-- RECORD EXTRACTS --
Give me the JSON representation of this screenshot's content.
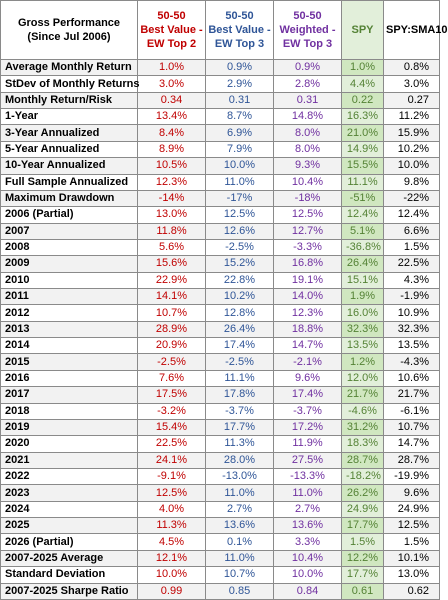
{
  "headers": {
    "title": [
      "Gross Performance",
      "(Since Jul 2006)"
    ],
    "best2": [
      "50-50",
      "Best Value -",
      "EW Top 2"
    ],
    "best3": [
      "50-50",
      "Best Value -",
      "EW Top 3"
    ],
    "weighted": [
      "50-50",
      "Weighted -",
      "EW Top 3"
    ],
    "spy": "SPY",
    "sma": "SPY:SMA10"
  },
  "colors": {
    "best2": "#c00000",
    "best3": "#2f5597",
    "weighted": "#7030a0",
    "spy": "#548235",
    "spy_bg": "#e2efda",
    "stripe": "#f2f2f2"
  },
  "rows": [
    {
      "label": "Average Monthly Return",
      "best2": "1.0%",
      "best3": "0.9%",
      "weighted": "0.9%",
      "spy": "1.0%",
      "sma": "0.8%"
    },
    {
      "label": "StDev of Monthly Returns",
      "best2": "3.0%",
      "best3": "2.9%",
      "weighted": "2.8%",
      "spy": "4.4%",
      "sma": "3.0%"
    },
    {
      "label": "Monthly Return/Risk",
      "best2": "0.34",
      "best3": "0.31",
      "weighted": "0.31",
      "spy": "0.22",
      "sma": "0.27"
    },
    {
      "label": "1-Year",
      "best2": "13.4%",
      "best3": "8.7%",
      "weighted": "14.8%",
      "spy": "16.3%",
      "sma": "11.2%"
    },
    {
      "label": "3-Year Annualized",
      "best2": "8.4%",
      "best3": "6.9%",
      "weighted": "8.0%",
      "spy": "21.0%",
      "sma": "15.9%"
    },
    {
      "label": "5-Year Annualized",
      "best2": "8.9%",
      "best3": "7.9%",
      "weighted": "8.0%",
      "spy": "14.9%",
      "sma": "10.2%"
    },
    {
      "label": "10-Year Annualized",
      "best2": "10.5%",
      "best3": "10.0%",
      "weighted": "9.3%",
      "spy": "15.5%",
      "sma": "10.0%"
    },
    {
      "label": "Full Sample Annualized",
      "best2": "12.3%",
      "best3": "11.0%",
      "weighted": "10.4%",
      "spy": "11.1%",
      "sma": "9.8%"
    },
    {
      "label": "Maximum Drawdown",
      "best2": "-14%",
      "best3": "-17%",
      "weighted": "-18%",
      "spy": "-51%",
      "sma": "-22%"
    },
    {
      "label": "2006 (Partial)",
      "best2": "13.0%",
      "best3": "12.5%",
      "weighted": "12.5%",
      "spy": "12.4%",
      "sma": "12.4%"
    },
    {
      "label": "2007",
      "best2": "11.8%",
      "best3": "12.6%",
      "weighted": "12.7%",
      "spy": "5.1%",
      "sma": "6.6%"
    },
    {
      "label": "2008",
      "best2": "5.6%",
      "best3": "-2.5%",
      "weighted": "-3.3%",
      "spy": "-36.8%",
      "sma": "1.5%"
    },
    {
      "label": "2009",
      "best2": "15.6%",
      "best3": "15.2%",
      "weighted": "16.8%",
      "spy": "26.4%",
      "sma": "22.5%"
    },
    {
      "label": "2010",
      "best2": "22.9%",
      "best3": "22.8%",
      "weighted": "19.1%",
      "spy": "15.1%",
      "sma": "4.3%"
    },
    {
      "label": "2011",
      "best2": "14.1%",
      "best3": "10.2%",
      "weighted": "14.0%",
      "spy": "1.9%",
      "sma": "-1.9%"
    },
    {
      "label": "2012",
      "best2": "10.7%",
      "best3": "12.8%",
      "weighted": "12.3%",
      "spy": "16.0%",
      "sma": "10.9%"
    },
    {
      "label": "2013",
      "best2": "28.9%",
      "best3": "26.4%",
      "weighted": "18.8%",
      "spy": "32.3%",
      "sma": "32.3%"
    },
    {
      "label": "2014",
      "best2": "20.9%",
      "best3": "17.4%",
      "weighted": "14.7%",
      "spy": "13.5%",
      "sma": "13.5%"
    },
    {
      "label": "2015",
      "best2": "-2.5%",
      "best3": "-2.5%",
      "weighted": "-2.1%",
      "spy": "1.2%",
      "sma": "-4.3%"
    },
    {
      "label": "2016",
      "best2": "7.6%",
      "best3": "11.1%",
      "weighted": "9.6%",
      "spy": "12.0%",
      "sma": "10.6%"
    },
    {
      "label": "2017",
      "best2": "17.5%",
      "best3": "17.8%",
      "weighted": "17.4%",
      "spy": "21.7%",
      "sma": "21.7%"
    },
    {
      "label": "2018",
      "best2": "-3.2%",
      "best3": "-3.7%",
      "weighted": "-3.7%",
      "spy": "-4.6%",
      "sma": "-6.1%"
    },
    {
      "label": "2019",
      "best2": "15.4%",
      "best3": "17.7%",
      "weighted": "17.2%",
      "spy": "31.2%",
      "sma": "10.7%"
    },
    {
      "label": "2020",
      "best2": "22.5%",
      "best3": "11.3%",
      "weighted": "11.9%",
      "spy": "18.3%",
      "sma": "14.7%"
    },
    {
      "label": "2021",
      "best2": "24.1%",
      "best3": "28.0%",
      "weighted": "27.5%",
      "spy": "28.7%",
      "sma": "28.7%"
    },
    {
      "label": "2022",
      "best2": "-9.1%",
      "best3": "-13.0%",
      "weighted": "-13.3%",
      "spy": "-18.2%",
      "sma": "-19.9%"
    },
    {
      "label": "2023",
      "best2": "12.5%",
      "best3": "11.0%",
      "weighted": "11.0%",
      "spy": "26.2%",
      "sma": "9.6%"
    },
    {
      "label": "2024",
      "best2": "4.0%",
      "best3": "2.7%",
      "weighted": "2.7%",
      "spy": "24.9%",
      "sma": "24.9%"
    },
    {
      "label": "2025",
      "best2": "11.3%",
      "best3": "13.6%",
      "weighted": "13.6%",
      "spy": "17.7%",
      "sma": "12.5%"
    },
    {
      "label": "2026 (Partial)",
      "best2": "4.5%",
      "best3": "0.1%",
      "weighted": "3.3%",
      "spy": "1.5%",
      "sma": "1.5%"
    },
    {
      "label": "2007-2025 Average",
      "best2": "12.1%",
      "best3": "11.0%",
      "weighted": "10.4%",
      "spy": "12.2%",
      "sma": "10.1%"
    },
    {
      "label": "Standard Deviation",
      "best2": "10.0%",
      "best3": "10.7%",
      "weighted": "10.0%",
      "spy": "17.7%",
      "sma": "13.0%"
    },
    {
      "label": "2007-2025 Sharpe Ratio",
      "best2": "0.99",
      "best3": "0.85",
      "weighted": "0.84",
      "spy": "0.61",
      "sma": "0.62"
    }
  ]
}
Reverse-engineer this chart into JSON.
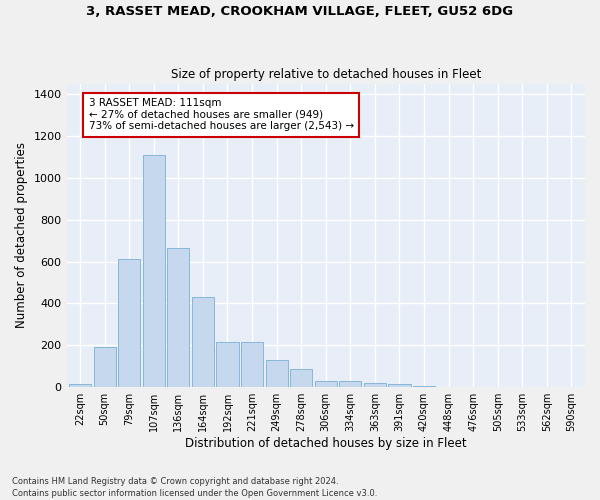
{
  "title_line1": "3, RASSET MEAD, CROOKHAM VILLAGE, FLEET, GU52 6DG",
  "title_line2": "Size of property relative to detached houses in Fleet",
  "xlabel": "Distribution of detached houses by size in Fleet",
  "ylabel": "Number of detached properties",
  "bar_color": "#c5d8ee",
  "bar_edge_color": "#7aafd4",
  "background_color": "#e8eef7",
  "grid_color": "#ffffff",
  "categories": [
    "22sqm",
    "50sqm",
    "79sqm",
    "107sqm",
    "136sqm",
    "164sqm",
    "192sqm",
    "221sqm",
    "249sqm",
    "278sqm",
    "306sqm",
    "334sqm",
    "363sqm",
    "391sqm",
    "420sqm",
    "448sqm",
    "476sqm",
    "505sqm",
    "533sqm",
    "562sqm",
    "590sqm"
  ],
  "values": [
    15,
    190,
    610,
    1110,
    665,
    430,
    215,
    215,
    130,
    85,
    30,
    28,
    20,
    13,
    5,
    3,
    2,
    1,
    1,
    0,
    0
  ],
  "ylim": [
    0,
    1450
  ],
  "yticks": [
    0,
    200,
    400,
    600,
    800,
    1000,
    1200,
    1400
  ],
  "annotation_text": "3 RASSET MEAD: 111sqm\n← 27% of detached houses are smaller (949)\n73% of semi-detached houses are larger (2,543) →",
  "annotation_box_color": "#ffffff",
  "annotation_box_edge_color": "#cc0000",
  "footer_line1": "Contains HM Land Registry data © Crown copyright and database right 2024.",
  "footer_line2": "Contains public sector information licensed under the Open Government Licence v3.0."
}
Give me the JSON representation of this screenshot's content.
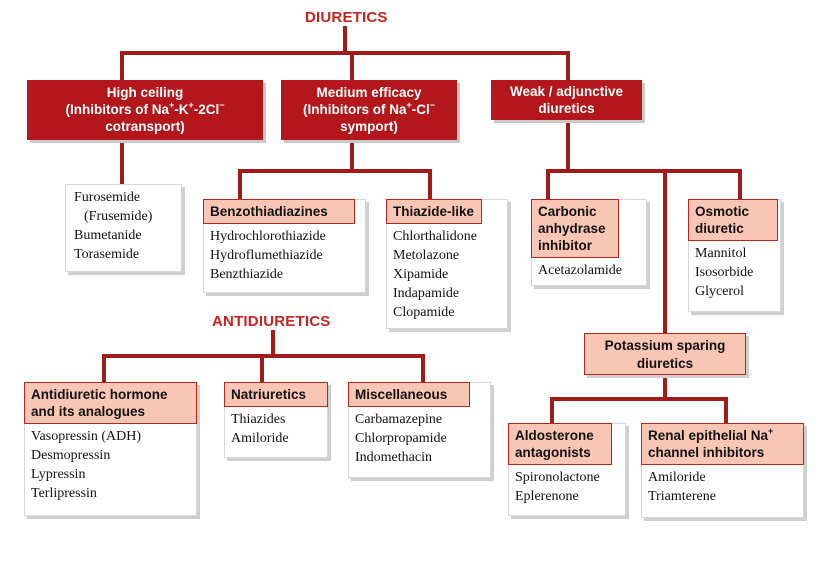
{
  "diuretics": {
    "title": "DIURETICS",
    "high_ceiling": {
      "line1": "High ceiling",
      "line2_pre": "(Inhibitors of Na",
      "line2_sup1": "+",
      "line2_mid1": "-K",
      "line2_sup2": "+",
      "line2_mid2": "-2Cl",
      "line2_sup3": "−",
      "line3": "cotransport)",
      "drugs": [
        "Furosemide",
        "(Frusemide)",
        "Bumetanide",
        "Torasemide"
      ]
    },
    "medium_efficacy": {
      "line1": "Medium efficacy",
      "line2_pre": "(Inhibitors of Na",
      "line2_sup1": "+",
      "line2_mid": "-Cl",
      "line2_sup2": "−",
      "line3": "symport)",
      "benzothiadiazines": {
        "heading": "Benzothiadiazines",
        "drugs": [
          "Hydrochlorothiazide",
          "Hydroflumethiazide",
          "Benzthiazide"
        ]
      },
      "thiazide_like": {
        "heading": "Thiazide-like",
        "drugs": [
          "Chlorthalidone",
          "Metolazone",
          "Xipamide",
          "Indapamide",
          "Clopamide"
        ]
      }
    },
    "weak": {
      "line1": "Weak / adjunctive",
      "line2": "diuretics",
      "carbonic": {
        "heading": [
          "Carbonic",
          "anhydrase",
          "inhibitor"
        ],
        "drugs": [
          "Acetazolamide"
        ]
      },
      "osmotic": {
        "heading": [
          "Osmotic",
          "diuretic"
        ],
        "drugs": [
          "Mannitol",
          "Isosorbide",
          "Glycerol"
        ]
      },
      "potassium_sparing": {
        "heading": [
          "Potassium sparing",
          "diuretics"
        ],
        "aldosterone": {
          "heading": [
            "Aldosterone",
            "antagonists"
          ],
          "drugs": [
            "Spironolactone",
            "Eplerenone"
          ]
        },
        "renal": {
          "heading_line1_pre": "Renal epithelial Na",
          "heading_line1_sup": "+",
          "heading_line2": "channel inhibitors",
          "drugs": [
            "Amiloride",
            "Triamterene"
          ]
        }
      }
    }
  },
  "antidiuretics": {
    "title": "ANTIDIURETICS",
    "adh": {
      "heading": [
        "Antidiuretic hormone",
        "and its analogues"
      ],
      "drugs": [
        "Vasopressin (ADH)",
        "Desmopressin",
        "Lypressin",
        "Terlipressin"
      ]
    },
    "natriuretics": {
      "heading": [
        "Natriuretics"
      ],
      "drugs": [
        "Thiazides",
        "Amiloride"
      ]
    },
    "misc": {
      "heading": [
        "Miscellaneous"
      ],
      "drugs": [
        "Carbamazepine",
        "Chlorpropamide",
        "Indomethacin"
      ]
    }
  },
  "colors": {
    "dark_red": "#b3171b",
    "title_red": "#c8231f",
    "pink_fill": "#f9c6b6",
    "connector": "#a31a1a"
  }
}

-- EXERCISE --
Find how many lines include the string "Year" and report that number alone.

-- FINISHED EXERCISE --
4